» **Prompt A**: Write out the rows beginning with the line containing "y-tick-label: 0.75 bbox=[270, 569, 291, 581]" and ending with the line containing "y-tick-label: 0.05 bbox=[270, 342, 291, 354]", both of those lines included.

Besides, with this announcement he wrecks Christmas season equally for chavistas and anti chavistas and thus he is starting on the wrong foot. He should have waited at least until December 26 to announce that. Now the only result is that the opposition will not go on vacation. Well, at least I hope.
Today I will prefer to discuss the legality of his announcement. Of course it is not legal, but when has that been a road block for chavismo? I am using the translation of the constitution as posted here, PDF format.
The first thing to understand is that the constitution is very clear stating that any article subjected to a "reforma" cannot be tampered with anymore until the end of a constitutional term. In Venezuela a constitutional term is a presidential term, because, let's face it, the only power that has ever mattered in Venezuela is the executive.
Artículo 345. [...] La iniciativa de Reforma Constitucional revisada no podrá presentarse de nuevo en un mismo período constitucional a la Asamblea Nacional.In other words the reelection cannot be introduced anymore until the next constitutional term that will start in January 2013. Of course, had the constitution not be written in such haste, the constitutional term of the National Assembly could have been written separately and thus in 2010 the new assembly could have again tried the "reforma". But again, we know that separation of powers was never Chavez objective.
Article 345: [...] A revised constitutional reform initiative may not be submitted during the same constitutional term of office to [of] the National Assembly. (note the deficient translation which uses "of" instead of the correct "to")
The constitution also carries a provision in its modification allowances:
Article 342: The purpose of constitutional reform is to effect a partial revision of this Constitution and replacement of one or more of the provisions hereof, without modifying the fundamental principles and structure of the text of the Constitution. [...]Any serious jurist in the world will tell you that from a two term limit to no term limit, and only for the president of a republic in a presidential system, changes the "fundamental principles and structure of the text" since it favors deliberately the president reach at the expense of the other powers, including the regional executives. Of course you all know by now that chavismo is bereft of serious jurists. Chavismo favors only the type of jurists that deal in loopholes. If you doubt it look at all the illegal trials against any opponent of the regime... Again, I am writing this just to make sure people understand the unconstitutional nature of what Chavez is doing, not to pretend that he can be stopped through a mere high court decision.
The silliness of using an amendment to get what Chavez could not get through a constitutional reform is also bunk! An amendment, the way it is presented in the constitution of 1999, is a minor change to the constitution. For example limit certain taxes, change the flag of the country or expand on a given civil right. It cannot even be used to limit a civil right!!! For that you need to go to a reform, if not a brand new constitution. Thus pretending that indefinite reelection can be obtained by an amendment is constitutionally mistaken: an amendment cannot supersede a constitutional reform. Note: he could use an amendment to EXTEND his mandate to 7 years, for example, but never to remove term limits.

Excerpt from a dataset
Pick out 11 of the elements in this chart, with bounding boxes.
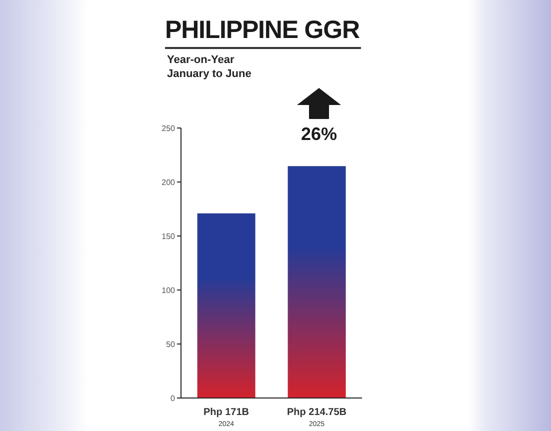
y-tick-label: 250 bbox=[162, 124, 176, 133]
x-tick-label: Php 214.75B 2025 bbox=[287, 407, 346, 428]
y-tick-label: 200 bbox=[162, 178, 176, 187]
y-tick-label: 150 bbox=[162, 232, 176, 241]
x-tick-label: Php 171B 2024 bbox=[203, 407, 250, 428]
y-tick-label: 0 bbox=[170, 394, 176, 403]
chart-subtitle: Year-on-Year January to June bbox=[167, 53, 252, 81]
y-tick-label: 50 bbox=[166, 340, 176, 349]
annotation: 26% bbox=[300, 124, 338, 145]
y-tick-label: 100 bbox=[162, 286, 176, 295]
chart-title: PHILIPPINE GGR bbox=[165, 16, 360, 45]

...

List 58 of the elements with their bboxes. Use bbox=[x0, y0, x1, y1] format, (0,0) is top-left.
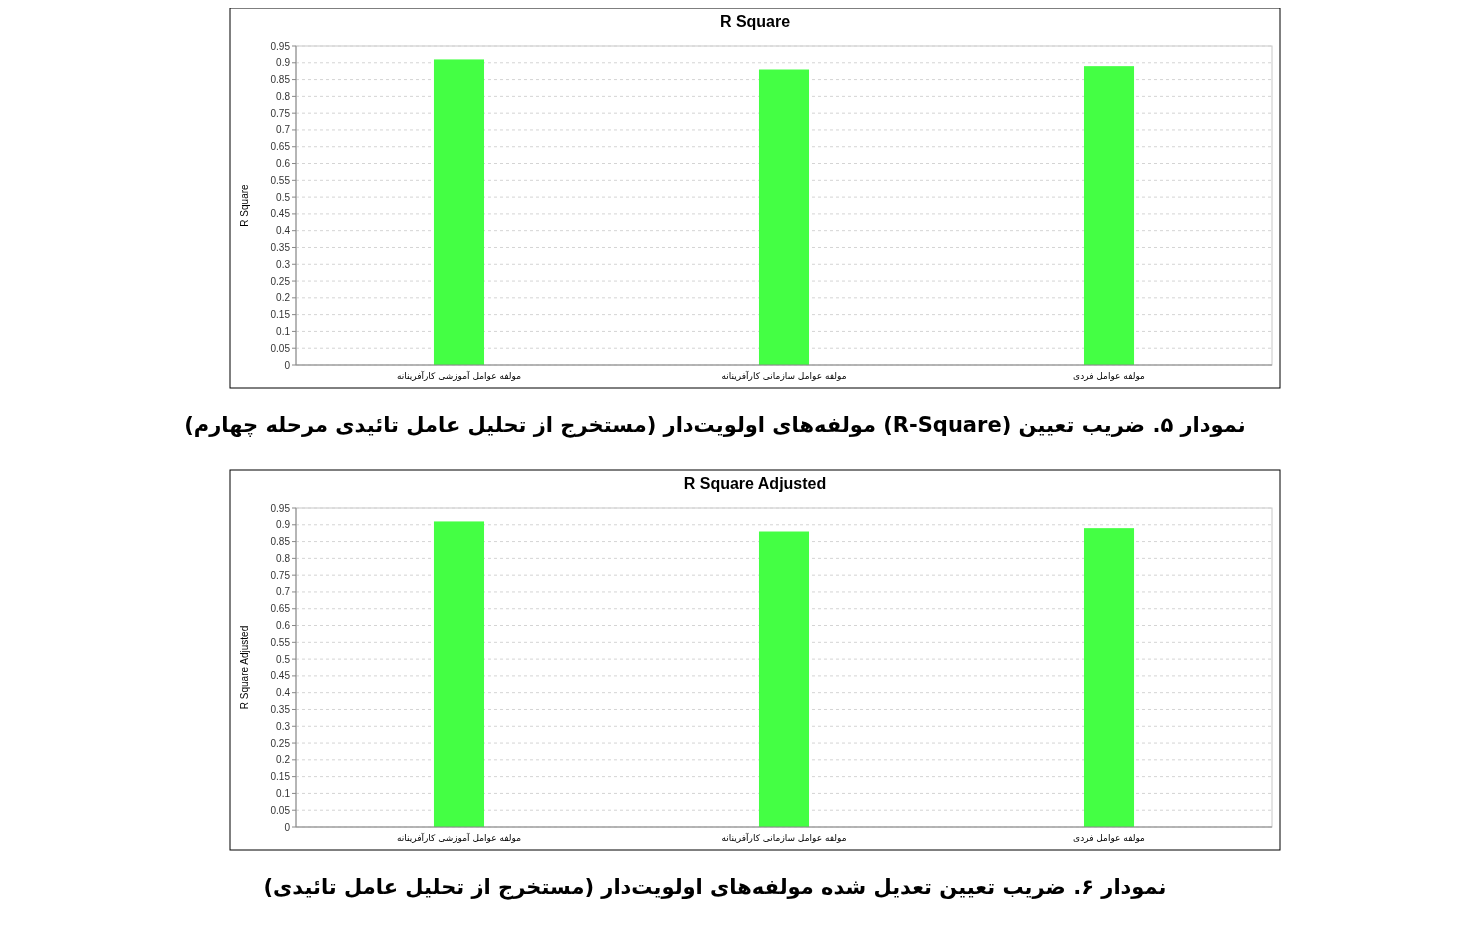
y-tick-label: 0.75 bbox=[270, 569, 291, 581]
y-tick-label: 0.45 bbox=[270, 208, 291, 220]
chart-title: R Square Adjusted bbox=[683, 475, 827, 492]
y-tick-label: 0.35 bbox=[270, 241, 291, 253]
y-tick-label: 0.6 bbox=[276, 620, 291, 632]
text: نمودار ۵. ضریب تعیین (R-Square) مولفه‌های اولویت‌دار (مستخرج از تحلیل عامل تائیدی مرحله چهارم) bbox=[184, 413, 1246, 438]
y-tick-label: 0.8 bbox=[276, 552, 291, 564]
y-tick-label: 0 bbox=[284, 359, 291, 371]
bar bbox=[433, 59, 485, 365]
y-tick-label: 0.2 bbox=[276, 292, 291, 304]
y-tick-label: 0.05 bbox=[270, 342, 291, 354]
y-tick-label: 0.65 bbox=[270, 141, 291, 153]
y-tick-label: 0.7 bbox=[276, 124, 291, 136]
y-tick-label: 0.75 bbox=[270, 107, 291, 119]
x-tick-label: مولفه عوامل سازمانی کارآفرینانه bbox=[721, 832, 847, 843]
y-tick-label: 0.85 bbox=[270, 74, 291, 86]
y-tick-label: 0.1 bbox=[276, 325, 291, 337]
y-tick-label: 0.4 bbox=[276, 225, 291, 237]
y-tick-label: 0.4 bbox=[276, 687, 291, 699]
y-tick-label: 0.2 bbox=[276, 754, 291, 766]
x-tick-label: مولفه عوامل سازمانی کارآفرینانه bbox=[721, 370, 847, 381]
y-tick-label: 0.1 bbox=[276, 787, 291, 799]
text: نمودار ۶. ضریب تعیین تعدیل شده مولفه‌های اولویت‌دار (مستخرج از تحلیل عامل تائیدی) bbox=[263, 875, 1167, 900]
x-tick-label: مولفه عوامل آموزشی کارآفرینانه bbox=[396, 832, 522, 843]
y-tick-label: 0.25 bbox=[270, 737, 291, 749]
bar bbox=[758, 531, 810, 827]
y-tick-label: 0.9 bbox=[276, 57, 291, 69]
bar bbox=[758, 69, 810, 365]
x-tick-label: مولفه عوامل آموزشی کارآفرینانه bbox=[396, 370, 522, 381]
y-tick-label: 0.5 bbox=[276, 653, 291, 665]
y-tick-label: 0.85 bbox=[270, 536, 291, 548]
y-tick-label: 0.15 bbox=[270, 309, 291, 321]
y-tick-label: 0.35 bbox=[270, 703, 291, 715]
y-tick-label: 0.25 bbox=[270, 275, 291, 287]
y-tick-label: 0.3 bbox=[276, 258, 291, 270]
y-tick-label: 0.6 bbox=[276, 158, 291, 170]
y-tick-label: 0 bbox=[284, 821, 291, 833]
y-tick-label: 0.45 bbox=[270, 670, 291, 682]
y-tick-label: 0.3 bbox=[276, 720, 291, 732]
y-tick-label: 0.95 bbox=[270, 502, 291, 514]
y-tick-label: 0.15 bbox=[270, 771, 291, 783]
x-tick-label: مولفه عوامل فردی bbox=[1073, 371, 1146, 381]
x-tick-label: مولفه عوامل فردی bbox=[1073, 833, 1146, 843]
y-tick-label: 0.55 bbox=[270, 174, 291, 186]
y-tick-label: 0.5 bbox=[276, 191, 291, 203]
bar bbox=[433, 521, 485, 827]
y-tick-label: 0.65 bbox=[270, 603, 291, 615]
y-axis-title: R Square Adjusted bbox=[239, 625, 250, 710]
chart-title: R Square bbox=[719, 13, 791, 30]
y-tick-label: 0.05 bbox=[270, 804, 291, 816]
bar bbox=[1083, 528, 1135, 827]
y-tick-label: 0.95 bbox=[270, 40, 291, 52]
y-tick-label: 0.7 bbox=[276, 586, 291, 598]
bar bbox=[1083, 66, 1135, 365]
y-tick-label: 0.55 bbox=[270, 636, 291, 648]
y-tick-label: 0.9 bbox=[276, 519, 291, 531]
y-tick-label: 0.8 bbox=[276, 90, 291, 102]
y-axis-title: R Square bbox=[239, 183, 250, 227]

» **Prompt B**: Name every calendar year given in numerals in the passage on Venezuela's constitution.

» **Finished answer A**:
y-tick-label: 0.75 bbox=[270, 569, 291, 581]
y-tick-label: 0.45 bbox=[270, 208, 291, 220]
chart-title: R Square Adjusted bbox=[683, 475, 827, 492]
y-tick-label: 0.35 bbox=[270, 241, 291, 253]
y-tick-label: 0.6 bbox=[276, 620, 291, 632]
text: نمودار ۵. ضریب تعیین (R-Square) مولفه‌های اولویت‌دار (مستخرج از تحلیل عامل تائیدی مرحله چهارم) bbox=[184, 413, 1246, 438]
y-tick-label: 0.8 bbox=[276, 552, 291, 564]
y-tick-label: 0 bbox=[284, 359, 291, 371]
bar bbox=[433, 59, 485, 365]
y-tick-label: 0.2 bbox=[276, 292, 291, 304]
y-tick-label: 0.05 bbox=[270, 342, 291, 354]

» **Finished answer B**: 2013, 2010, 1999